▶ **Work required**
Copy out each line exactly as it appears.

▶ **Provided material**

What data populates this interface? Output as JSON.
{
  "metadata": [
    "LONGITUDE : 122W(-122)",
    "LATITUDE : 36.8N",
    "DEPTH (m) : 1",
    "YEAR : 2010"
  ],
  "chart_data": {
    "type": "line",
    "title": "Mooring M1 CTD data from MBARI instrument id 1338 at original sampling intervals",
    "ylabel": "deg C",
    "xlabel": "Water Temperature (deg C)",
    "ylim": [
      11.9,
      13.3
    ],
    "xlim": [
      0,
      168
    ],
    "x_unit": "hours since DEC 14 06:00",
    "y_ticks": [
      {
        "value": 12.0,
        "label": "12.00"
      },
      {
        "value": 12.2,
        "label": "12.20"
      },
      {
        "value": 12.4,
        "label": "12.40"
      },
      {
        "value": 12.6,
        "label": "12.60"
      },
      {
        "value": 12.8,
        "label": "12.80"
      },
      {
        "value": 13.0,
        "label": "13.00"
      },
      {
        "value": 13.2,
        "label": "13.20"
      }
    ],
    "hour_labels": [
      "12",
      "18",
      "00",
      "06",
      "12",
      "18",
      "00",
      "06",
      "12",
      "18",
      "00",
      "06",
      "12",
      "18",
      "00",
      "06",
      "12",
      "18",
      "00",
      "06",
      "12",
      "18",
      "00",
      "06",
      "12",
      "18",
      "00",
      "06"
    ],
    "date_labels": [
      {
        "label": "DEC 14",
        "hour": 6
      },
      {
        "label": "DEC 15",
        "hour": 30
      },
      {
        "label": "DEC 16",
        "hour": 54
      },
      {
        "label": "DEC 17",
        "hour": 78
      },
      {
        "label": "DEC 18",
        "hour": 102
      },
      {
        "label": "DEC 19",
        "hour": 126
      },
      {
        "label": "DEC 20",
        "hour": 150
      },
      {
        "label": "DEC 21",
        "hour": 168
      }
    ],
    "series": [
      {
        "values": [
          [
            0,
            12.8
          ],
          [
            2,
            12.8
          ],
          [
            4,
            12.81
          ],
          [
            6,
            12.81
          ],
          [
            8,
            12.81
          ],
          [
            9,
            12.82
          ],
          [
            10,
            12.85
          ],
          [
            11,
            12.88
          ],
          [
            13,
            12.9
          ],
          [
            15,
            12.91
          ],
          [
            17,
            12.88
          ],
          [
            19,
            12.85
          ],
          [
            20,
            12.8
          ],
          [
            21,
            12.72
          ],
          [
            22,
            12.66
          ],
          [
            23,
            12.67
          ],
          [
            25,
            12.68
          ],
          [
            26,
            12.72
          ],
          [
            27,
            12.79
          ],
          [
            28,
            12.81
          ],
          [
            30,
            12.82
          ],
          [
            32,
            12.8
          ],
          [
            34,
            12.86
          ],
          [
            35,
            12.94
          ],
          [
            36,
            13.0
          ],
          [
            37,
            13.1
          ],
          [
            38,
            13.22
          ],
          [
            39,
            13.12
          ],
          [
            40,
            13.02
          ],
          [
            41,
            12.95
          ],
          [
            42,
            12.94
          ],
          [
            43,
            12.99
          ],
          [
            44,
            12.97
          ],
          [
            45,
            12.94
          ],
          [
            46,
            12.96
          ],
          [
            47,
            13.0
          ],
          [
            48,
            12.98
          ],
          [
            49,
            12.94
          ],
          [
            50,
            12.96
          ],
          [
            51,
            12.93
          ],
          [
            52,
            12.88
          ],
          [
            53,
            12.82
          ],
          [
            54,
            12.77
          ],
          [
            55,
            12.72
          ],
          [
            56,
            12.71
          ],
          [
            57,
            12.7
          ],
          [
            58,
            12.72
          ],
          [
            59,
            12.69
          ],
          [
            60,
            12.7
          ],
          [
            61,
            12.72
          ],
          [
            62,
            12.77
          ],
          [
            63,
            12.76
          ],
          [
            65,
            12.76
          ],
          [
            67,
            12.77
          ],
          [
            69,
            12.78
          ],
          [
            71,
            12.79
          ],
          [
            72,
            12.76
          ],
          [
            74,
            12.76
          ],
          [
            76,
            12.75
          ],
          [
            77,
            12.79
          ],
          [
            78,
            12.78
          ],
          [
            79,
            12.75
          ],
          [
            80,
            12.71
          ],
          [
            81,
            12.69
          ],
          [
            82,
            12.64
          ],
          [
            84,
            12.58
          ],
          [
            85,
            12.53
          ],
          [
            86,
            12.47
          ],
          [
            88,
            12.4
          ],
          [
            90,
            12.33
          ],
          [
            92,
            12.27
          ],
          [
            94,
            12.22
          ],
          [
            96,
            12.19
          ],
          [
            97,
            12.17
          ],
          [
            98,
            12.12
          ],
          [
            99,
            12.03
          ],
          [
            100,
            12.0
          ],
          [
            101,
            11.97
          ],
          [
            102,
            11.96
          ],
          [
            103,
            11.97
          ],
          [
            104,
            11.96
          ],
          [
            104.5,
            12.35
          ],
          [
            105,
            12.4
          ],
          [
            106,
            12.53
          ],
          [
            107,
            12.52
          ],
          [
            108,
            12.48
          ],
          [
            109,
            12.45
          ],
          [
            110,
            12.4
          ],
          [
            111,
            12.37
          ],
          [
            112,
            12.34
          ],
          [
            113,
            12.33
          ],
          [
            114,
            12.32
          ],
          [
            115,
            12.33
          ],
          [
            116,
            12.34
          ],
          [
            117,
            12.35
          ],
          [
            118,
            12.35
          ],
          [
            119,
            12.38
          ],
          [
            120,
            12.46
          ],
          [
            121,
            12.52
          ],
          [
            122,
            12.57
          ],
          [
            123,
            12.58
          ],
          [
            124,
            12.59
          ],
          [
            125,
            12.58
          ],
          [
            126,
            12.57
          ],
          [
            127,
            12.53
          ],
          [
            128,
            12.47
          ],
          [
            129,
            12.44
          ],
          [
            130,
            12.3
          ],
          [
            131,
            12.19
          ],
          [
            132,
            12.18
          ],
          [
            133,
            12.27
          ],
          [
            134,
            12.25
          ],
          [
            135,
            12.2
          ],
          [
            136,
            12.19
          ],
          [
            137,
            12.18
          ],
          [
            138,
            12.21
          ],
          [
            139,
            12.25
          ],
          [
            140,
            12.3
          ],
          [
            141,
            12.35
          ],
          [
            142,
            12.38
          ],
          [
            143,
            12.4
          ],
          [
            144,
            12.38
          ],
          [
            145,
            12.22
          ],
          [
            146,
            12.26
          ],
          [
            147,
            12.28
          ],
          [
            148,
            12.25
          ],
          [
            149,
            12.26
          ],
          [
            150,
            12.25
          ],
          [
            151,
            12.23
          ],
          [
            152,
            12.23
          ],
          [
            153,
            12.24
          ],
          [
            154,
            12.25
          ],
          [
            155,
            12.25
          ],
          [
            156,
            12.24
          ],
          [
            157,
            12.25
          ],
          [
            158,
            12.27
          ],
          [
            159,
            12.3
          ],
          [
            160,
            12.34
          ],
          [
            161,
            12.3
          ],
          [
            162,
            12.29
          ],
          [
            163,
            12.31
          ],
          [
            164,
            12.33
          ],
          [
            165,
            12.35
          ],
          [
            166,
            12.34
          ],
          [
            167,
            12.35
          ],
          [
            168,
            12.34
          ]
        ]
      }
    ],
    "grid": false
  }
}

▶ **Result**
What data populates this interface? Output as JSON.
{
  "metadata": [
    "LONGITUDE : 122W(-122)",
    "LATITUDE : 36.8N",
    "DEPTH (m) : 1",
    "YEAR : 2010"
  ],
  "chart_data": {
    "type": "line",
    "title": "Mooring M1 CTD data from MBARI instrument id 1338 at original sampling intervals",
    "ylabel": "deg C",
    "xlabel": "Water Temperature (deg C)",
    "ylim": [
      11.9,
      13.3
    ],
    "xlim": [
      0,
      168
    ],
    "x_unit": "hours since DEC 14 06:00",
    "y_ticks": [
      {
        "value": 12.0,
        "label": "12.00"
      },
      {
        "value": 12.2,
        "label": "12.20"
      },
      {
        "value": 12.4,
        "label": "12.40"
      },
      {
        "value": 12.6,
        "label": "12.60"
      },
      {
        "value": 12.8,
        "label": "12.80"
      },
      {
        "value": 13.0,
        "label": "13.00"
      },
      {
        "value": 13.2,
        "label": "13.20"
      }
    ],
    "hour_labels": [
      "12",
      "18",
      "00",
      "06",
      "12",
      "18",
      "00",
      "06",
      "12",
      "18",
      "00",
      "06",
      "12",
      "18",
      "00",
      "06",
      "12",
      "18",
      "00",
      "06",
      "12",
      "18",
      "00",
      "06",
      "12",
      "18",
      "00",
      "06"
    ],
    "date_labels": [
      {
        "label": "DEC 14",
        "hour": 6
      },
      {
        "label": "DEC 15",
        "hour": 30
      },
      {
        "label": "DEC 16",
        "hour": 54
      },
      {
        "label": "DEC 17",
        "hour": 78
      },
      {
        "label": "DEC 18",
        "hour": 102
      },
      {
        "label": "DEC 19",
        "hour": 126
      },
      {
        "label": "DEC 20",
        "hour": 150
      },
      {
        "label": "DEC 21",
        "hour": 168
      }
    ],
    "series": [
      {
        "values": [
          [
            0,
            12.8
          ],
          [
            2,
            12.8
          ],
          [
            4,
            12.81
          ],
          [
            6,
            12.81
          ],
          [
            8,
            12.81
          ],
          [
            9,
            12.82
          ],
          [
            10,
            12.85
          ],
          [
            11,
            12.88
          ],
          [
            13,
            12.9
          ],
          [
            15,
            12.91
          ],
          [
            17,
            12.88
          ],
          [
            19,
            12.85
          ],
          [
            20,
            12.8
          ],
          [
            21,
            12.72
          ],
          [
            22,
            12.66
          ],
          [
            23,
            12.67
          ],
          [
            25,
            12.68
          ],
          [
            26,
            12.72
          ],
          [
            27,
            12.79
          ],
          [
            28,
            12.81
          ],
          [
            30,
            12.82
          ],
          [
            32,
            12.8
          ],
          [
            34,
            12.86
          ],
          [
            35,
            12.94
          ],
          [
            36,
            13.0
          ],
          [
            37,
            13.1
          ],
          [
            38,
            13.22
          ],
          [
            39,
            13.12
          ],
          [
            40,
            13.02
          ],
          [
            41,
            12.95
          ],
          [
            42,
            12.94
          ],
          [
            43,
            12.99
          ],
          [
            44,
            12.97
          ],
          [
            45,
            12.94
          ],
          [
            46,
            12.96
          ],
          [
            47,
            13.0
          ],
          [
            48,
            12.98
          ],
          [
            49,
            12.94
          ],
          [
            50,
            12.96
          ],
          [
            51,
            12.93
          ],
          [
            52,
            12.88
          ],
          [
            53,
            12.82
          ],
          [
            54,
            12.77
          ],
          [
            55,
            12.72
          ],
          [
            56,
            12.71
          ],
          [
            57,
            12.7
          ],
          [
            58,
            12.72
          ],
          [
            59,
            12.69
          ],
          [
            60,
            12.7
          ],
          [
            61,
            12.72
          ],
          [
            62,
            12.77
          ],
          [
            63,
            12.76
          ],
          [
            65,
            12.76
          ],
          [
            67,
            12.77
          ],
          [
            69,
            12.78
          ],
          [
            71,
            12.79
          ],
          [
            72,
            12.76
          ],
          [
            74,
            12.76
          ],
          [
            76,
            12.75
          ],
          [
            77,
            12.79
          ],
          [
            78,
            12.78
          ],
          [
            79,
            12.75
          ],
          [
            80,
            12.71
          ],
          [
            81,
            12.69
          ],
          [
            82,
            12.64
          ],
          [
            84,
            12.58
          ],
          [
            85,
            12.53
          ],
          [
            86,
            12.47
          ],
          [
            88,
            12.4
          ],
          [
            90,
            12.33
          ],
          [
            92,
            12.27
          ],
          [
            94,
            12.22
          ],
          [
            96,
            12.19
          ],
          [
            97,
            12.17
          ],
          [
            98,
            12.12
          ],
          [
            99,
            12.03
          ],
          [
            100,
            12.0
          ],
          [
            101,
            11.97
          ],
          [
            102,
            11.96
          ],
          [
            103,
            11.97
          ],
          [
            104,
            11.96
          ],
          [
            104.5,
            12.35
          ],
          [
            105,
            12.4
          ],
          [
            106,
            12.53
          ],
          [
            107,
            12.52
          ],
          [
            108,
            12.48
          ],
          [
            109,
            12.45
          ],
          [
            110,
            12.4
          ],
          [
            111,
            12.37
          ],
          [
            112,
            12.34
          ],
          [
            113,
            12.33
          ],
          [
            114,
            12.32
          ],
          [
            115,
            12.33
          ],
          [
            116,
            12.34
          ],
          [
            117,
            12.35
          ],
          [
            118,
            12.35
          ],
          [
            119,
            12.38
          ],
          [
            120,
            12.46
          ],
          [
            121,
            12.52
          ],
          [
            122,
            12.57
          ],
          [
            123,
            12.58
          ],
          [
            124,
            12.59
          ],
          [
            125,
            12.58
          ],
          [
            126,
            12.57
          ],
          [
            127,
            12.53
          ],
          [
            128,
            12.47
          ],
          [
            129,
            12.44
          ],
          [
            130,
            12.3
          ],
          [
            131,
            12.19
          ],
          [
            132,
            12.18
          ],
          [
            133,
            12.27
          ],
          [
            134,
            12.25
          ],
          [
            135,
            12.2
          ],
          [
            136,
            12.19
          ],
          [
            137,
            12.18
          ],
          [
            138,
            12.21
          ],
          [
            139,
            12.25
          ],
          [
            140,
            12.3
          ],
          [
            141,
            12.35
          ],
          [
            142,
            12.38
          ],
          [
            143,
            12.4
          ],
          [
            144,
            12.38
          ],
          [
            145,
            12.22
          ],
          [
            146,
            12.26
          ],
          [
            147,
            12.28
          ],
          [
            148,
            12.25
          ],
          [
            149,
            12.26
          ],
          [
            150,
            12.25
          ],
          [
            151,
            12.23
          ],
          [
            152,
            12.23
          ],
          [
            153,
            12.24
          ],
          [
            154,
            12.25
          ],
          [
            155,
            12.25
          ],
          [
            156,
            12.24
          ],
          [
            157,
            12.25
          ],
          [
            158,
            12.27
          ],
          [
            159,
            12.3
          ],
          [
            160,
            12.34
          ],
          [
            161,
            12.3
          ],
          [
            162,
            12.29
          ],
          [
            163,
            12.31
          ],
          [
            164,
            12.33
          ],
          [
            165,
            12.35
          ],
          [
            166,
            12.34
          ],
          [
            167,
            12.35
          ],
          [
            168,
            12.34
          ]
        ]
      }
    ],
    "grid": false
  }
}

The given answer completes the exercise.